**Stated problem:**
Collect all lines below with the string "izvođenja".

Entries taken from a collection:
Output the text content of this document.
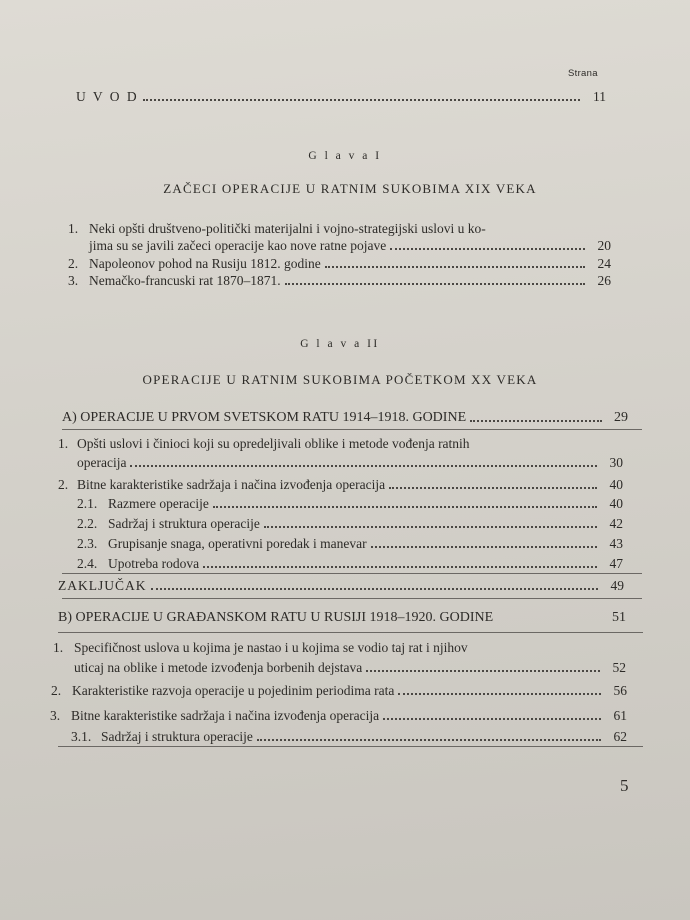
Strana
U V O D	11
G l a v a I
ZAČECI OPERACIJE U RATNIM SUKOBIMA XIX VEKA
1. Neki opšti društveno-politički materijalni i vojno-strategijski uslovi u ko-
jima su se javili začeci operacije kao nove ratne pojave	20
2. Napoleonov pohod na Rusiju 1812. godine	24
3. Nemačko-francuski rat 1870–1871.	26
G l a v a II
OPERACIJE U RATNIM SUKOBIMA POČETKOM XX VEKA
A) OPERACIJE U PRVOM SVETSKOM RATU 1914–1918. GODINE	29
1. Opšti uslovi i činioci koji su opredeljivali oblike i metode vođenja ratnih
operacija	30
2. Bitne karakteristike sadržaja i načina izvođenja operacija	40
2.1. Razmere operacije	40
2.2. Sadržaj i struktura operacije	42
2.3. Grupisanje snaga, operativni poredak i manevar	43
2.4. Upotreba rodova	47
ZAKLJUČAK	49
B) OPERACIJE U GRAĐANSKOM RATU U RUSIJI 1918–1920. GODINE	51
1. Specifičnost uslova u kojima je nastao i u kojima se vodio taj rat i njihov
uticaj na oblike i metode izvođenja borbenih dejstava	52
2. Karakteristike razvoja operacije u pojedinim periodima rata	56
3. Bitne karakteristike sadržaja i načina izvođenja operacija	61
3.1. Sadržaj i struktura operacije	62
5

**The result:**
2. Bitne karakteristike sadržaja i načina izvođenja operacija	40
uticaj na oblike i metode izvođenja borbenih dejstava	52
3. Bitne karakteristike sadržaja i načina izvođenja operacija	61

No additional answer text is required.